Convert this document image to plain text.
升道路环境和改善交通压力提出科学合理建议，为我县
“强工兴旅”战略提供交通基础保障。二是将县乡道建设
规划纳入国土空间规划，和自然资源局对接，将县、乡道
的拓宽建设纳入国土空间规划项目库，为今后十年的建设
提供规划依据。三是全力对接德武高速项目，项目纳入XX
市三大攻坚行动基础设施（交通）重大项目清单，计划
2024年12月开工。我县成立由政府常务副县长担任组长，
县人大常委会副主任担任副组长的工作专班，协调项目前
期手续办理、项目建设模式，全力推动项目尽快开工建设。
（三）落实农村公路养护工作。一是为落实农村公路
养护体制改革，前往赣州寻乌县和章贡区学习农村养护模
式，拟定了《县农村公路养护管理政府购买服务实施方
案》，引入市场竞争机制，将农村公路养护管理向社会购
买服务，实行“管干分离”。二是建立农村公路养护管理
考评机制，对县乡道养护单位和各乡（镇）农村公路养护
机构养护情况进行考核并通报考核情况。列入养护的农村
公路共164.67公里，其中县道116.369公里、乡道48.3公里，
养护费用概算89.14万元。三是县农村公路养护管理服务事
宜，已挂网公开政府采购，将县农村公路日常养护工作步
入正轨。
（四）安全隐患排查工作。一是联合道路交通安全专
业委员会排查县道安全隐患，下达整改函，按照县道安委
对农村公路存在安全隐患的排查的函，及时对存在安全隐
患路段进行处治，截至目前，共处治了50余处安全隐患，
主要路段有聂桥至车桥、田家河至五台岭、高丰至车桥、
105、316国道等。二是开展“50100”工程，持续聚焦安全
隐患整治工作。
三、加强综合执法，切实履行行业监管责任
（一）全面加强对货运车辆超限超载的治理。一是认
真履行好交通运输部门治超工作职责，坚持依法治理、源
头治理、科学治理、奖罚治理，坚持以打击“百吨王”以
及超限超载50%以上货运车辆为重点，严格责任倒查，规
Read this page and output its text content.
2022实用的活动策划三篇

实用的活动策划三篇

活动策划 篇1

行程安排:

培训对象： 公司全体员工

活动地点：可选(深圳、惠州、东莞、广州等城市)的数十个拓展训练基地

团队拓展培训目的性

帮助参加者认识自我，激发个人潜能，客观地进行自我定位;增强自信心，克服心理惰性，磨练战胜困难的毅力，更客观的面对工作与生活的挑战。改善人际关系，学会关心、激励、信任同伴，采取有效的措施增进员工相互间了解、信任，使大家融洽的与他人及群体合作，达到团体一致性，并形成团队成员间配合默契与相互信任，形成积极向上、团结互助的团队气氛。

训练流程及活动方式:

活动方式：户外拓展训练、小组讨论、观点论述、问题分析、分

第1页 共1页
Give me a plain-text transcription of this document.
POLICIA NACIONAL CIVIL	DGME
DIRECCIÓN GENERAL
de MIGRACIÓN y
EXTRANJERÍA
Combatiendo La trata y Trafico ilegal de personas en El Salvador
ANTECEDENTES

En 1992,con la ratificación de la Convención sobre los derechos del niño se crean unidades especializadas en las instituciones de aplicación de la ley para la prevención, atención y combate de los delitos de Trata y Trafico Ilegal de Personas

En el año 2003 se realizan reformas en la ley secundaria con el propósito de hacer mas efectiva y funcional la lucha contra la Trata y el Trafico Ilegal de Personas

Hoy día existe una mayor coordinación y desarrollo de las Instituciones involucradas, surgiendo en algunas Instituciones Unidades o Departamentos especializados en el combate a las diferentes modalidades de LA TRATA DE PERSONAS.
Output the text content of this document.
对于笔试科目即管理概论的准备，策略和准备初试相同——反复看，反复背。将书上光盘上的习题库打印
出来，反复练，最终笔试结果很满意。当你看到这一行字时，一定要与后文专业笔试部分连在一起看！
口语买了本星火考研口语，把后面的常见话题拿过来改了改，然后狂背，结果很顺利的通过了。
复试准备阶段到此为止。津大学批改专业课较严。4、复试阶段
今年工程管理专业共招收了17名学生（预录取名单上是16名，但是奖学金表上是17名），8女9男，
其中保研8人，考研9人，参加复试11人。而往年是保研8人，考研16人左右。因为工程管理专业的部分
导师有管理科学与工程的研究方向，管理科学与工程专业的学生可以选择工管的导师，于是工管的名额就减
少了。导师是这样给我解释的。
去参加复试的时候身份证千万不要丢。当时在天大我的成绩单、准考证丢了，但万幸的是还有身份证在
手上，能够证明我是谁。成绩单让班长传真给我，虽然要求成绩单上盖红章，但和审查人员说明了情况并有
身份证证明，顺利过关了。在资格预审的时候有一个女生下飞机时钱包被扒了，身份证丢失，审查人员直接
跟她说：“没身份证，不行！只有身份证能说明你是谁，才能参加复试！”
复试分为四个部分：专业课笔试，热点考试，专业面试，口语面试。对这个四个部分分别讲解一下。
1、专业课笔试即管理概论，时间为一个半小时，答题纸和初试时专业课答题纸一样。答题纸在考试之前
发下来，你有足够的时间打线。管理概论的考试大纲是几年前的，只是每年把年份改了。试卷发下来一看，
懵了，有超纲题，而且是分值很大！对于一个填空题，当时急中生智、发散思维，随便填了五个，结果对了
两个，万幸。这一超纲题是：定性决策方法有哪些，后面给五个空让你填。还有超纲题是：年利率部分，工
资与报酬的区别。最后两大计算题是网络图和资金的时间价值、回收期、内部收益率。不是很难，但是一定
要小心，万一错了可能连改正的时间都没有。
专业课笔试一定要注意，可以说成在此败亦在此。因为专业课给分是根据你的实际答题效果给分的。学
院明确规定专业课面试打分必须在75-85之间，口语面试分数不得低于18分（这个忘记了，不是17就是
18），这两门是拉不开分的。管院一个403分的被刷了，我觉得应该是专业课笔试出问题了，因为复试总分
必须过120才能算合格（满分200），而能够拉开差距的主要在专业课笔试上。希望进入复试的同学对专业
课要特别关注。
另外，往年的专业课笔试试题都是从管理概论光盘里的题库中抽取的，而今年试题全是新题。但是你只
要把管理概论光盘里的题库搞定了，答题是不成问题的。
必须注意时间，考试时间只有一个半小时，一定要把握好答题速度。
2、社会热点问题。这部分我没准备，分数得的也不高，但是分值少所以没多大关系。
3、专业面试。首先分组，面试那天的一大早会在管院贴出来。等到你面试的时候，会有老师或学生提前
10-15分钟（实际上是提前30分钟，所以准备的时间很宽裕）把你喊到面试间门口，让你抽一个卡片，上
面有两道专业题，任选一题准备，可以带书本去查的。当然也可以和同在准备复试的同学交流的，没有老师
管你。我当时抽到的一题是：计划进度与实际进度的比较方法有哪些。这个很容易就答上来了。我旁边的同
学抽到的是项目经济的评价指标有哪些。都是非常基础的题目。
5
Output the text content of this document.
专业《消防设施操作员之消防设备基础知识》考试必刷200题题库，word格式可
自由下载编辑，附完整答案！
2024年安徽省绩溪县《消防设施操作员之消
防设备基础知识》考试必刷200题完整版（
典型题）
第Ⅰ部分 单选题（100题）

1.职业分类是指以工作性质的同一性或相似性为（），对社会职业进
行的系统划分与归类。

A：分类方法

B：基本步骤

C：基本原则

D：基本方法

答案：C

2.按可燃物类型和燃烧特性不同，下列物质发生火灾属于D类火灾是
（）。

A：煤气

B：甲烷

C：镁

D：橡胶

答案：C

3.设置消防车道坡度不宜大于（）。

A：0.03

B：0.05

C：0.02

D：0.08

Objective =>
Faithfully copy every entry, leaving nothing out.

Result =>
Convert this document image to plain text.
升道路环境和改善交通压力提出科学合理建议，为我县
“强工兴旅”战略提供交通基础保障。二是将县乡道建设
规划纳入国土空间规划，和自然资源局对接，将县、乡道
的拓宽建设纳入国土空间规划项目库，为今后十年的建设
提供规划依据。三是全力对接德武高速项目，项目纳入XX
市三大攻坚行动基础设施（交通）重大项目清单，计划
2024年12月开工。我县成立由政府常务副县长担任组长，
县人大常委会副主任担任副组长的工作专班，协调项目前
期手续办理、项目建设模式，全力推动项目尽快开工建设。
（三）落实农村公路养护工作。一是为落实农村公路
养护体制改革，前往赣州寻乌县和章贡区学习农村养护模
式，拟定了《县农村公路养护管理政府购买服务实施方
案》，引入市场竞争机制，将农村公路养护管理向社会购
买服务，实行“管干分离”。二是建立农村公路养护管理
考评机制，对县乡道养护单位和各乡（镇）农村公路养护
机构养护情况进行考核并通报考核情况。列入养护的农村
公路共164.67公里，其中县道116.369公里、乡道48.3公里，
养护费用概算89.14万元。三是县农村公路养护管理服务事
宜，已挂网公开政府采购，将县农村公路日常养护工作步
入正轨。
（四）安全隐患排查工作。一是联合道路交通安全专
业委员会排查县道安全隐患，下达整改函，按照县道安委
对农村公路存在安全隐患的排查的函，及时对存在安全隐
患路段进行处治，截至目前，共处治了50余处安全隐患，
主要路段有聂桥至车桥、田家河至五台岭、高丰至车桥、
105、316国道等。二是开展“50100”工程，持续聚焦安全
隐患整治工作。
三、加强综合执法，切实履行行业监管责任
（一）全面加强对货运车辆超限超载的治理。一是认
真履行好交通运输部门治超工作职责，坚持依法治理、源
头治理、科学治理、奖罚治理，坚持以打击“百吨王”以
及超限超载50%以上货运车辆为重点，严格责任倒查，规
Read this page and output its text content.
2022实用的活动策划三篇

实用的活动策划三篇

活动策划 篇1

行程安排:

培训对象： 公司全体员工

活动地点：可选(深圳、惠州、东莞、广州等城市)的数十个拓展训练基地

团队拓展培训目的性

帮助参加者认识自我，激发个人潜能，客观地进行自我定位;增强自信心，克服心理惰性，磨练战胜困难的毅力，更客观的面对工作与生活的挑战。改善人际关系，学会关心、激励、信任同伴，采取有效的措施增进员工相互间了解、信任，使大家融洽的与他人及群体合作，达到团体一致性，并形成团队成员间配合默契与相互信任，形成积极向上、团结互助的团队气氛。

训练流程及活动方式:

活动方式：户外拓展训练、小组讨论、观点论述、问题分析、分

第1页 共1页
Give me a plain-text transcription of this document.
POLICIA NACIONAL CIVIL	DGME
DIRECCIÓN GENERAL
de MIGRACIÓN y
EXTRANJERÍA
Combatiendo La trata y Trafico ilegal de personas en El Salvador
ANTECEDENTES

En 1992,con la ratificación de la Convención sobre los derechos del niño se crean unidades especializadas en las instituciones de aplicación de la ley para la prevención, atención y combate de los delitos de Trata y Trafico Ilegal de Personas

En el año 2003 se realizan reformas en la ley secundaria con el propósito de hacer mas efectiva y funcional la lucha contra la Trata y el Trafico Ilegal de Personas

Hoy día existe una mayor coordinación y desarrollo de las Instituciones involucradas, surgiendo en algunas Instituciones Unidades o Departamentos especializados en el combate a las diferentes modalidades de LA TRATA DE PERSONAS.
Output the text content of this document.
对于笔试科目即管理概论的准备，策略和准备初试相同——反复看，反复背。将书上光盘上的习题库打印
出来，反复练，最终笔试结果很满意。当你看到这一行字时，一定要与后文专业笔试部分连在一起看！
口语买了本星火考研口语，把后面的常见话题拿过来改了改，然后狂背，结果很顺利的通过了。
复试准备阶段到此为止。津大学批改专业课较严。4、复试阶段
今年工程管理专业共招收了17名学生（预录取名单上是16名，但是奖学金表上是17名），8女9男，
其中保研8人，考研9人，参加复试11人。而往年是保研8人，考研16人左右。因为工程管理专业的部分
导师有管理科学与工程的研究方向，管理科学与工程专业的学生可以选择工管的导师，于是工管的名额就减
少了。导师是这样给我解释的。
去参加复试的时候身份证千万不要丢。当时在天大我的成绩单、准考证丢了，但万幸的是还有身份证在
手上，能够证明我是谁。成绩单让班长传真给我，虽然要求成绩单上盖红章，但和审查人员说明了情况并有
身份证证明，顺利过关了。在资格预审的时候有一个女生下飞机时钱包被扒了，身份证丢失，审查人员直接
跟她说：“没身份证，不行！只有身份证能说明你是谁，才能参加复试！”
复试分为四个部分：专业课笔试，热点考试，专业面试，口语面试。对这个四个部分分别讲解一下。
1、专业课笔试即管理概论，时间为一个半小时，答题纸和初试时专业课答题纸一样。答题纸在考试之前
发下来，你有足够的时间打线。管理概论的考试大纲是几年前的，只是每年把年份改了。试卷发下来一看，
懵了，有超纲题，而且是分值很大！对于一个填空题，当时急中生智、发散思维，随便填了五个，结果对了
两个，万幸。这一超纲题是：定性决策方法有哪些，后面给五个空让你填。还有超纲题是：年利率部分，工
资与报酬的区别。最后两大计算题是网络图和资金的时间价值、回收期、内部收益率。不是很难，但是一定
要小心，万一错了可能连改正的时间都没有。
专业课笔试一定要注意，可以说成在此败亦在此。因为专业课给分是根据你的实际答题效果给分的。学
院明确规定专业课面试打分必须在75-85之间，口语面试分数不得低于18分（这个忘记了，不是17就是
18），这两门是拉不开分的。管院一个403分的被刷了，我觉得应该是专业课笔试出问题了，因为复试总分
必须过120才能算合格（满分200），而能够拉开差距的主要在专业课笔试上。希望进入复试的同学对专业
课要特别关注。
另外，往年的专业课笔试试题都是从管理概论光盘里的题库中抽取的，而今年试题全是新题。但是你只
要把管理概论光盘里的题库搞定了，答题是不成问题的。
必须注意时间，考试时间只有一个半小时，一定要把握好答题速度。
2、社会热点问题。这部分我没准备，分数得的也不高，但是分值少所以没多大关系。
3、专业面试。首先分组，面试那天的一大早会在管院贴出来。等到你面试的时候，会有老师或学生提前
10-15分钟（实际上是提前30分钟，所以准备的时间很宽裕）把你喊到面试间门口，让你抽一个卡片，上
面有两道专业题，任选一题准备，可以带书本去查的。当然也可以和同在准备复试的同学交流的，没有老师
管你。我当时抽到的一题是：计划进度与实际进度的比较方法有哪些。这个很容易就答上来了。我旁边的同
学抽到的是项目经济的评价指标有哪些。都是非常基础的题目。
5
Output the text content of this document.
专业《消防设施操作员之消防设备基础知识》考试必刷200题题库，word格式可
自由下载编辑，附完整答案！
2024年安徽省绩溪县《消防设施操作员之消
防设备基础知识》考试必刷200题完整版（
典型题）
第Ⅰ部分 单选题（100题）

1.职业分类是指以工作性质的同一性或相似性为（），对社会职业进
行的系统划分与归类。

A：分类方法

B：基本步骤

C：基本原则

D：基本方法

答案：C

2.按可燃物类型和燃烧特性不同，下列物质发生火灾属于D类火灾是
（）。

A：煤气

B：甲烷

C：镁

D：橡胶

答案：C

3.设置消防车道坡度不宜大于（）。

A：0.03

B：0.05

C：0.02

D：0.08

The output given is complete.